## DO THIS
Could you give the data below again, exactly and completely?

## TASK INPUT
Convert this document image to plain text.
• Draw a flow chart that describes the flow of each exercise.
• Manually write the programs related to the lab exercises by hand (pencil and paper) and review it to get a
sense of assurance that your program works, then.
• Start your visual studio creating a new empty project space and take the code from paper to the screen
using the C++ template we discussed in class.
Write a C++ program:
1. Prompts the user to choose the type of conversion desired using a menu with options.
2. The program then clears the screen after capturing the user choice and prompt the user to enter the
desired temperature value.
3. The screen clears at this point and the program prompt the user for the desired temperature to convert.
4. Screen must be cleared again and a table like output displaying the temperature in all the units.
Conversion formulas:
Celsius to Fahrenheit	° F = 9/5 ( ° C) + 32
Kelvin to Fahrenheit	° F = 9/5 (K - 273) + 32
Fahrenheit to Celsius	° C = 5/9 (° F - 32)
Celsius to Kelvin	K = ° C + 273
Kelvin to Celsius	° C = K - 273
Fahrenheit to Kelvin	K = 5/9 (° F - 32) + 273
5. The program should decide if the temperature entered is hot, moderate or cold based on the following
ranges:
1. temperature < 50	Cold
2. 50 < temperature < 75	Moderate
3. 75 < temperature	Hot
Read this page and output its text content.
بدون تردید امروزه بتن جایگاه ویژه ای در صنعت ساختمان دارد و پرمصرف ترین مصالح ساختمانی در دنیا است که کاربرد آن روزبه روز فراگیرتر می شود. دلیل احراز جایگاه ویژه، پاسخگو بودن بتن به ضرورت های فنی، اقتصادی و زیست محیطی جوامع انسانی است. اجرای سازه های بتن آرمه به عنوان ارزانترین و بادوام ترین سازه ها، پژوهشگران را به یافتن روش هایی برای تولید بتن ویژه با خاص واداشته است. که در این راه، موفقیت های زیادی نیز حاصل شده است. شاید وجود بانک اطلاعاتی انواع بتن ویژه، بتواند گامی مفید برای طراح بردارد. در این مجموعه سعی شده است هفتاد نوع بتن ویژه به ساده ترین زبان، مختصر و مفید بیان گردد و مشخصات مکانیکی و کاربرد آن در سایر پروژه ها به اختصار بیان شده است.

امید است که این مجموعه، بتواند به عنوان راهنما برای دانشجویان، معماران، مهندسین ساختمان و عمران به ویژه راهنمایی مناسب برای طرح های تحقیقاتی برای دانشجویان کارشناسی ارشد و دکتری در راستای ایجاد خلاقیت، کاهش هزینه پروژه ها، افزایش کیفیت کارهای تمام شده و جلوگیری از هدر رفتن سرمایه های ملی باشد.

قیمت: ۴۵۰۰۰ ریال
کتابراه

## WRITTEN ANSWER
Convert this document image to plain text.
• Draw a flow chart that describes the flow of each exercise.
• Manually write the programs related to the lab exercises by hand (pencil and paper) and review it to get a
sense of assurance that your program works, then.
• Start your visual studio creating a new empty project space and take the code from paper to the screen
using the C++ template we discussed in class.
Write a C++ program:
1. Prompts the user to choose the type of conversion desired using a menu with options.
2. The program then clears the screen after capturing the user choice and prompt the user to enter the
desired temperature value.
3. The screen clears at this point and the program prompt the user for the desired temperature to convert.
4. Screen must be cleared again and a table like output displaying the temperature in all the units.
Conversion formulas:
Celsius to Fahrenheit	° F = 9/5 ( ° C) + 32
Kelvin to Fahrenheit	° F = 9/5 (K - 273) + 32
Fahrenheit to Celsius	° C = 5/9 (° F - 32)
Celsius to Kelvin	K = ° C + 273
Kelvin to Celsius	° C = K - 273
Fahrenheit to Kelvin	K = 5/9 (° F - 32) + 273
5. The program should decide if the temperature entered is hot, moderate or cold based on the following
ranges:
1. temperature < 50	Cold
2. 50 < temperature < 75	Moderate
3. 75 < temperature	Hot
Read this page and output its text content.
بدون تردید امروزه بتن جایگاه ویژه ای در صنعت ساختمان دارد و پرمصرف ترین مصالح ساختمانی در دنیا است که کاربرد آن روزبه روز فراگیرتر می شود. دلیل احراز جایگاه ویژه، پاسخگو بودن بتن به ضرورت های فنی، اقتصادی و زیست محیطی جوامع انسانی است. اجرای سازه های بتن آرمه به عنوان ارزانترین و بادوام ترین سازه ها، پژوهشگران را به یافتن روش هایی برای تولید بتن ویژه با خاص واداشته است. که در این راه، موفقیت های زیادی نیز حاصل شده است. شاید وجود بانک اطلاعاتی انواع بتن ویژه، بتواند گامی مفید برای طراح بردارد. در این مجموعه سعی شده است هفتاد نوع بتن ویژه به ساده ترین زبان، مختصر و مفید بیان گردد و مشخصات مکانیکی و کاربرد آن در سایر پروژه ها به اختصار بیان شده است.

امید است که این مجموعه، بتواند به عنوان راهنما برای دانشجویان، معماران، مهندسین ساختمان و عمران به ویژه راهنمایی مناسب برای طرح های تحقیقاتی برای دانشجویان کارشناسی ارشد و دکتری در راستای ایجاد خلاقیت، کاهش هزینه پروژه ها، افزایش کیفیت کارهای تمام شده و جلوگیری از هدر رفتن سرمایه های ملی باشد.

قیمت: ۴۵۰۰۰ ریال
کتابراه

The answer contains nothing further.